_Exercise_
Of all the lines in the material, how many contain the word "Disk"? State the number alone.

-- Information supplied start --

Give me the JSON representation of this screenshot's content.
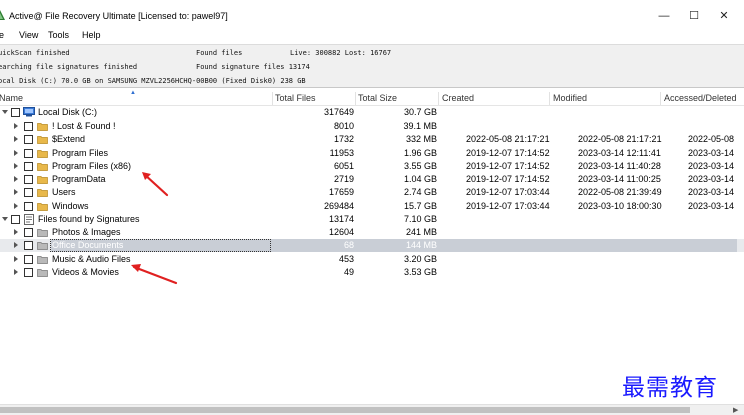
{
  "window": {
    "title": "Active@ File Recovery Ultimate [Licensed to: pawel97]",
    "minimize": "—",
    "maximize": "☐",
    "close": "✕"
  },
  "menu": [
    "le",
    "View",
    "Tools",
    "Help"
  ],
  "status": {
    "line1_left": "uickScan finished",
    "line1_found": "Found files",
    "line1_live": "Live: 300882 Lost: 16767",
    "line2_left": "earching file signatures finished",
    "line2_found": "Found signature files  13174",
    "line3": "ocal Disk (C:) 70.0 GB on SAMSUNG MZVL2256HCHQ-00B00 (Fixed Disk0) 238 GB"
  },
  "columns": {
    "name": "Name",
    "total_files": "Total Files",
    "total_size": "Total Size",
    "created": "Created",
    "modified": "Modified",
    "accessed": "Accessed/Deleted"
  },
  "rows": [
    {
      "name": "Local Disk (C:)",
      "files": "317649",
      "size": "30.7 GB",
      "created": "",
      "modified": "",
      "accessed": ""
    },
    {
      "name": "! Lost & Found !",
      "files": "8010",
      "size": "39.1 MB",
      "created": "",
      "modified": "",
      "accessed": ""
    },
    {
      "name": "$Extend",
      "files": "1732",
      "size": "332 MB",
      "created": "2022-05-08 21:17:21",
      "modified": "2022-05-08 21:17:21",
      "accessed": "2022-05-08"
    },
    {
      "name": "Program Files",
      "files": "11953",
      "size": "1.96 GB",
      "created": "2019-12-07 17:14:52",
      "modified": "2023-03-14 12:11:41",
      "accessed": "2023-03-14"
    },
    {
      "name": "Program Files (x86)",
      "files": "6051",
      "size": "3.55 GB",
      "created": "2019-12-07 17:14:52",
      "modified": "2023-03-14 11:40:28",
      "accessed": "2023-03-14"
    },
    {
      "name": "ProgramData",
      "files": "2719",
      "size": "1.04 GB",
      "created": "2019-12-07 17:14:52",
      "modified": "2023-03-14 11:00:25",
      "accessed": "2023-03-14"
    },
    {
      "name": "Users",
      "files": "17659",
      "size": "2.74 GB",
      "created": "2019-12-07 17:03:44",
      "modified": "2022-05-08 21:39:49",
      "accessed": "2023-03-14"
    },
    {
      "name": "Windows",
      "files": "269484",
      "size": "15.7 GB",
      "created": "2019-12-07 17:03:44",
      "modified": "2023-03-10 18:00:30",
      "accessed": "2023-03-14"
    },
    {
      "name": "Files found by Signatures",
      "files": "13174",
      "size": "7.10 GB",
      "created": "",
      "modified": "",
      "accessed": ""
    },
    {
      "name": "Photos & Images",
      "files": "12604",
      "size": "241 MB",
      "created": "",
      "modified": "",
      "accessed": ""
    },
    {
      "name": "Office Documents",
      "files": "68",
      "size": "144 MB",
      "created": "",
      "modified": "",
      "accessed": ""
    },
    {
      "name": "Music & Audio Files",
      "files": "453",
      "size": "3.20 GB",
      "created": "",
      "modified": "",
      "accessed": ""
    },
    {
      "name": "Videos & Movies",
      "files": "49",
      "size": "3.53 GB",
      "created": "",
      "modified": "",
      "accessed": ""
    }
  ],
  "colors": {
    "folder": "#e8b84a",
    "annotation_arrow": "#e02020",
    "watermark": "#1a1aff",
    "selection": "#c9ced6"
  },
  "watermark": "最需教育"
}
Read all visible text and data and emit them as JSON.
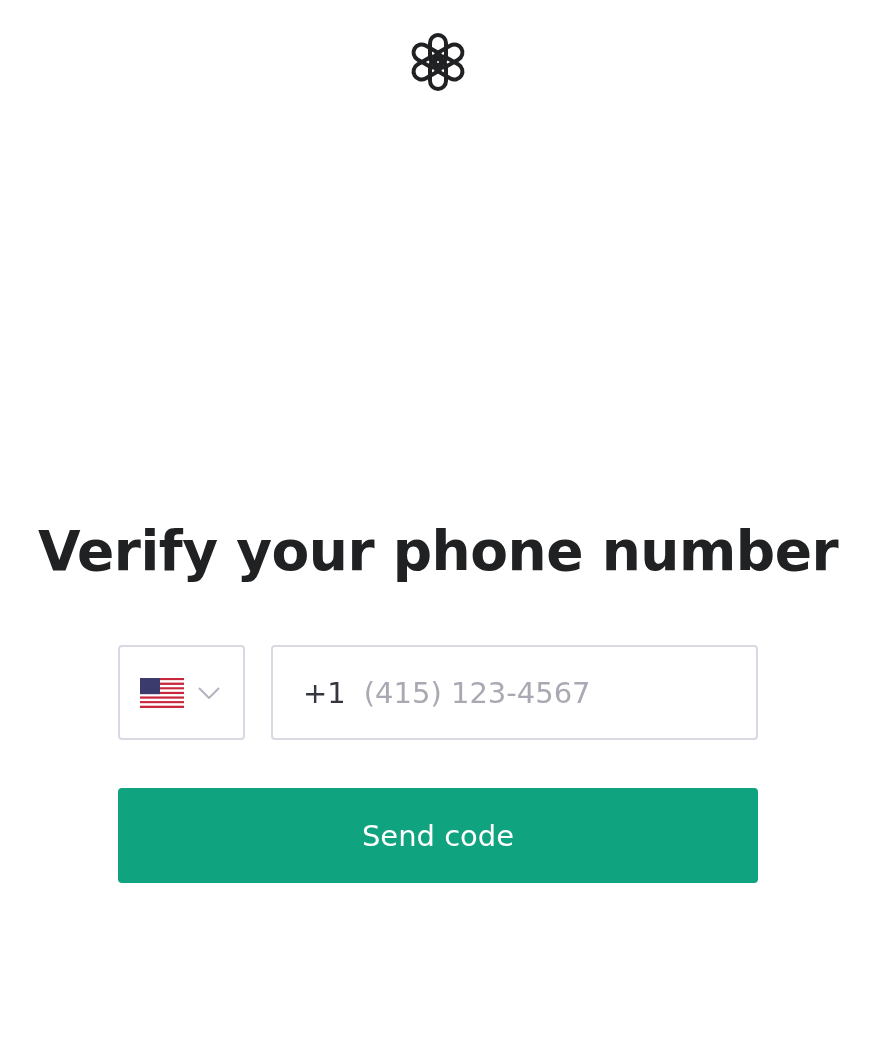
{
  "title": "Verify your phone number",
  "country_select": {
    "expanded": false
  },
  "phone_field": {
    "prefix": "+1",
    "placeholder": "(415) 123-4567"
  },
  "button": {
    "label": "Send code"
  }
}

-- Information supplied end --

_Written answer_
2